**PROVIDED MATERIAL:**
• • • • • • •

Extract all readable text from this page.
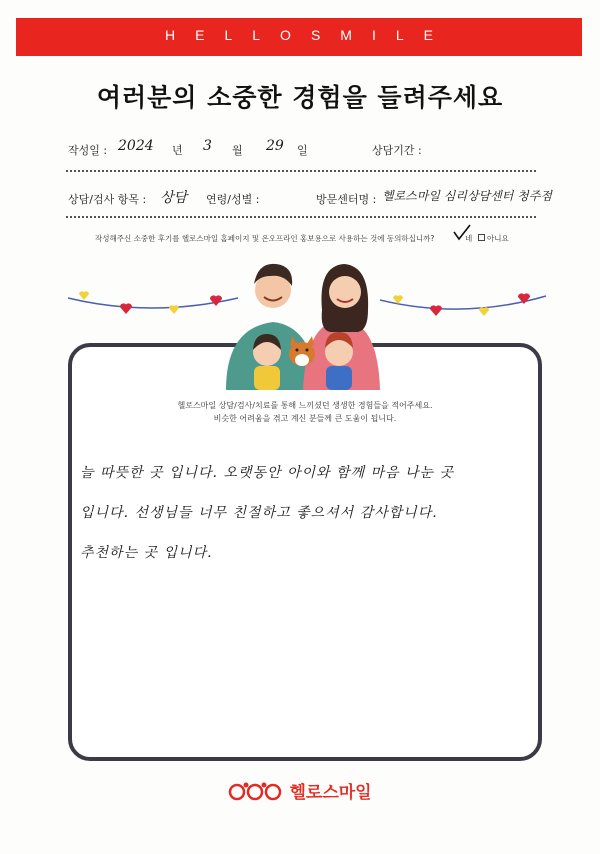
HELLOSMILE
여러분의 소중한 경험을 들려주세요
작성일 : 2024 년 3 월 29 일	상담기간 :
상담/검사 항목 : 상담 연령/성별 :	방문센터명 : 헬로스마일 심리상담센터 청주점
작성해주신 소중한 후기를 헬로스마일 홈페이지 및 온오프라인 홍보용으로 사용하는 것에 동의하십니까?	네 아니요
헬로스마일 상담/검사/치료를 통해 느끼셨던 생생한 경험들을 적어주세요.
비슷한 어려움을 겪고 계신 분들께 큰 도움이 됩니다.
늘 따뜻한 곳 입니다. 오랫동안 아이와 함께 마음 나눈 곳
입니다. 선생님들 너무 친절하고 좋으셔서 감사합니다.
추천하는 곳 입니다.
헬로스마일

• • • • • • •

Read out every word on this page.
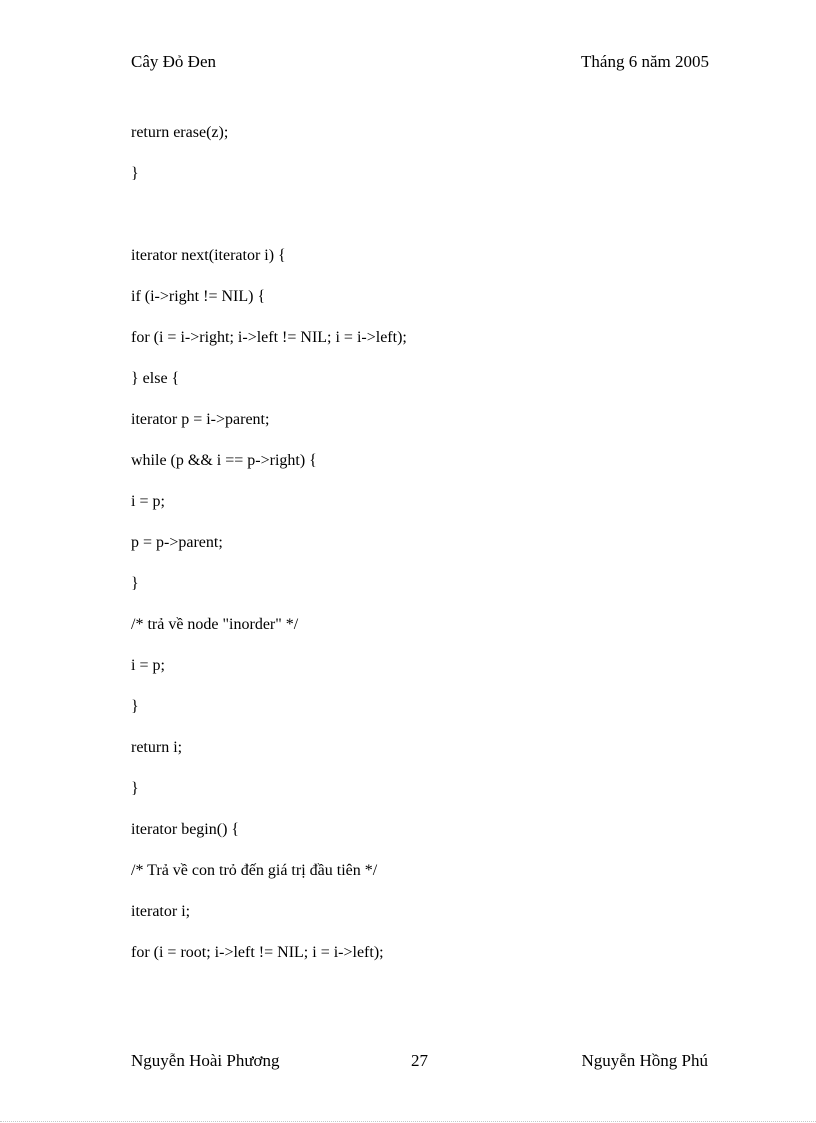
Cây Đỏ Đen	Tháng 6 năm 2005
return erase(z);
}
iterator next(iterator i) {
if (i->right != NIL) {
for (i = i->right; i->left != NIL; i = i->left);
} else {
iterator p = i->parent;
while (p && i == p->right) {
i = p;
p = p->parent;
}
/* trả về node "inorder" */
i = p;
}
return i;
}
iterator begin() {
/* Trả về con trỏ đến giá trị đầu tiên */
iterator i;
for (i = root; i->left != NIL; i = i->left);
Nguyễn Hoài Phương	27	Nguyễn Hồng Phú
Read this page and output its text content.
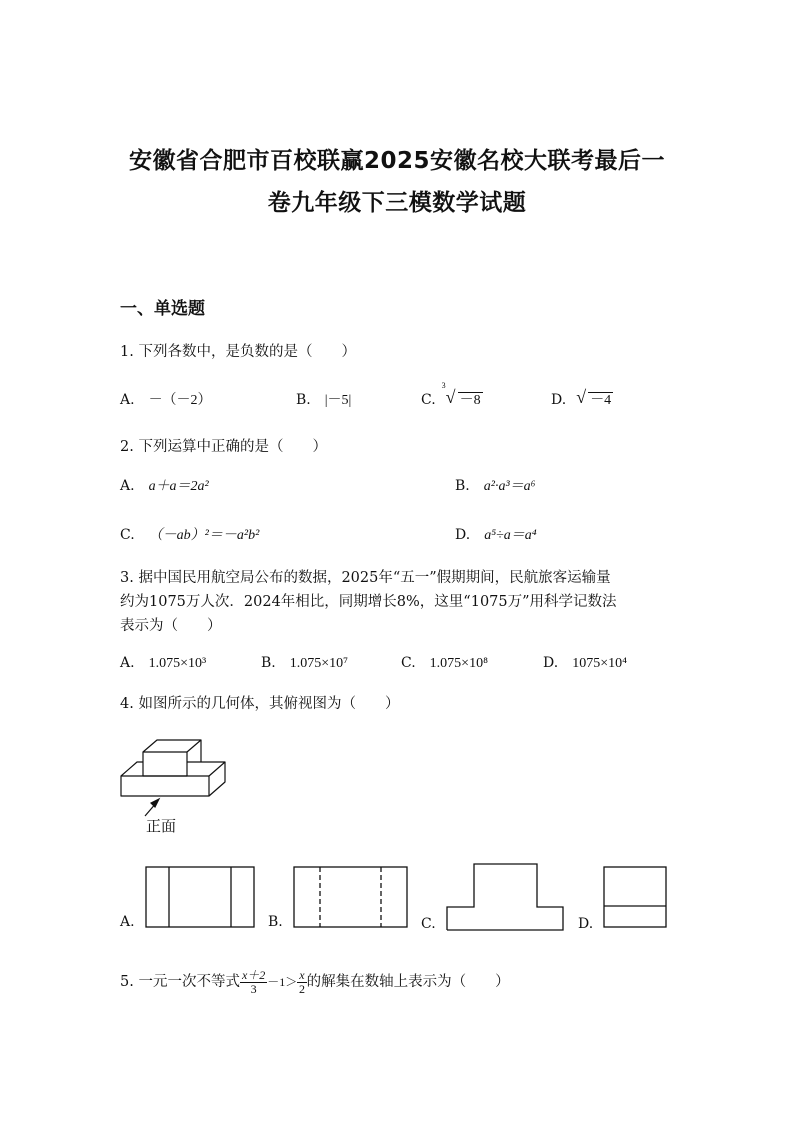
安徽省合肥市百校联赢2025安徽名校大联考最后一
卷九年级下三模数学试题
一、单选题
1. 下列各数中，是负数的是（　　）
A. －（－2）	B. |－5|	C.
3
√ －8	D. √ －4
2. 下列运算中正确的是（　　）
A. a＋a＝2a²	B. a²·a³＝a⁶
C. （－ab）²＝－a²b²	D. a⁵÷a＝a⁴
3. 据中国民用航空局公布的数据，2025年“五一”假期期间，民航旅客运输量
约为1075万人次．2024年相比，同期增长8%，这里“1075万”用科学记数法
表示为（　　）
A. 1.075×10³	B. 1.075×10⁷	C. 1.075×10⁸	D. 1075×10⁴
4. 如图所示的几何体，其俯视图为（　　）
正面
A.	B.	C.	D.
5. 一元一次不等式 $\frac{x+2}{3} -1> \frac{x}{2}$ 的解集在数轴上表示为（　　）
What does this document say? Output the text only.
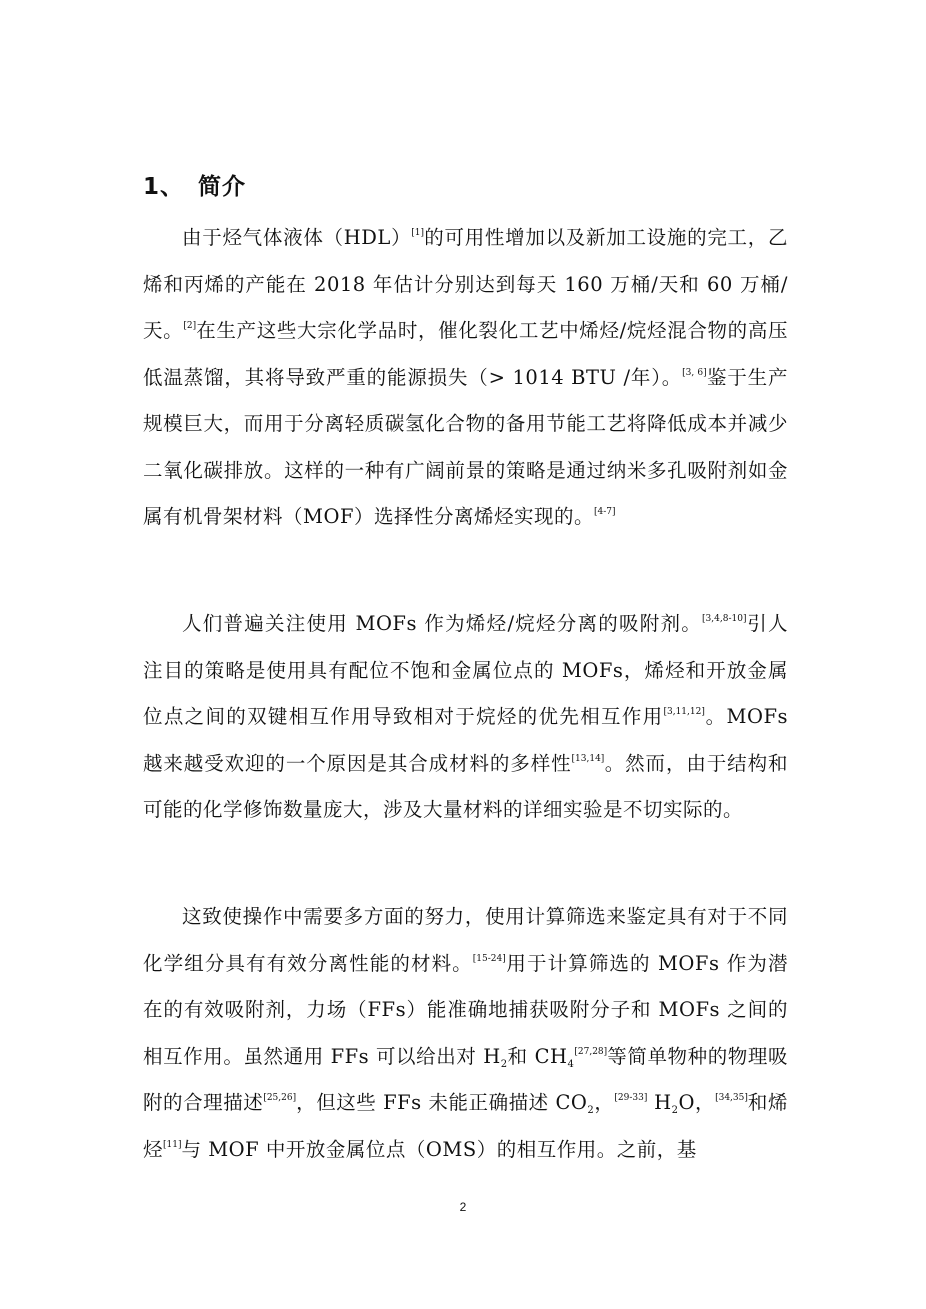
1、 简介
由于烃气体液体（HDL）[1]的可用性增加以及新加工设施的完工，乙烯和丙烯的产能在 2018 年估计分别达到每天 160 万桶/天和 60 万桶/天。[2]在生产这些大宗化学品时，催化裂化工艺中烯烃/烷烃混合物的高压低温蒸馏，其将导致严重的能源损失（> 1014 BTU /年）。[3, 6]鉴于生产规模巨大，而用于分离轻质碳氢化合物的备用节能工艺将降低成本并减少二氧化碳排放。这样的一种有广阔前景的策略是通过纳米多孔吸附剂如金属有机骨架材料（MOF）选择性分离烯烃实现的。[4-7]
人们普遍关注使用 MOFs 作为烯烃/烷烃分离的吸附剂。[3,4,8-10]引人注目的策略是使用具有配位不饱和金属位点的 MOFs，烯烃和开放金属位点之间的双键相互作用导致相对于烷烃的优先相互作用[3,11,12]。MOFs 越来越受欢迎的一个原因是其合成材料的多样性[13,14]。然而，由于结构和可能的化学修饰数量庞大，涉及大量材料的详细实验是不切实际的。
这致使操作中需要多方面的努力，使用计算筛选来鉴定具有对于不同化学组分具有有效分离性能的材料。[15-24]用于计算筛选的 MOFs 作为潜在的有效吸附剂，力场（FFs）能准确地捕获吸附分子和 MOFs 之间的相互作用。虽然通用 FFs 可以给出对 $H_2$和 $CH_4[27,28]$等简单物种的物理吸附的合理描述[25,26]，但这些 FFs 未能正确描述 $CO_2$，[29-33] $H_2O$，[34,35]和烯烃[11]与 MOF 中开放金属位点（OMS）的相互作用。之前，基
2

• • • • • • •

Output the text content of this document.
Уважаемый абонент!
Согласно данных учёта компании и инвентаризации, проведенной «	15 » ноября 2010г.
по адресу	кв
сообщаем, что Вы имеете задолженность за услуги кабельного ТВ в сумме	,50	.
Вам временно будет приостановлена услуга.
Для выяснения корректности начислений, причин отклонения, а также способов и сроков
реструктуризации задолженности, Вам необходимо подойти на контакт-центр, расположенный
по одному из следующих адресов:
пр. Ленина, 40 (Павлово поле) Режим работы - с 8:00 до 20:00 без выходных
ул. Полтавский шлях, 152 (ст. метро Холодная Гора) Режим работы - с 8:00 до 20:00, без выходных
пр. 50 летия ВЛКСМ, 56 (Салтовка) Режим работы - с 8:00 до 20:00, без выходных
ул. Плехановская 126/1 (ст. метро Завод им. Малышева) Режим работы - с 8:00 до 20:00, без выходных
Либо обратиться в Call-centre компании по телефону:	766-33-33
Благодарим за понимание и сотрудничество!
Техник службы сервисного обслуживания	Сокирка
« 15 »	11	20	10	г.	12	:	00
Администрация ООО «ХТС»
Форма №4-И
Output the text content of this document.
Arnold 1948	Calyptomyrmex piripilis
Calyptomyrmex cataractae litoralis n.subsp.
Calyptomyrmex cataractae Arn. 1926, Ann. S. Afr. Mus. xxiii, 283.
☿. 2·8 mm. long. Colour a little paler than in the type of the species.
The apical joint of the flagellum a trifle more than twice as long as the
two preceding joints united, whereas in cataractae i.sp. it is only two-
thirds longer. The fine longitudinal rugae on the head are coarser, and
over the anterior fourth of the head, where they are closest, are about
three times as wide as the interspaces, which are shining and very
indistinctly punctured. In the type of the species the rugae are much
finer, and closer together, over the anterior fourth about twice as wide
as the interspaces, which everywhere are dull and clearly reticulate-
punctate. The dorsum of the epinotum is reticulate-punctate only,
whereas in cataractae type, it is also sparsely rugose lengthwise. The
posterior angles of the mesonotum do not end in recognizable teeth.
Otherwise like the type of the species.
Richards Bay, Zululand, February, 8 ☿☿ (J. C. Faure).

• • • • • • •

Copy each line above containing the string "reticulate".

**RESULT OF THE TASK:**
as the interspaces, which everywhere are dull and clearly reticulate-
punctate. The dorsum of the epinotum is reticulate-punctate only,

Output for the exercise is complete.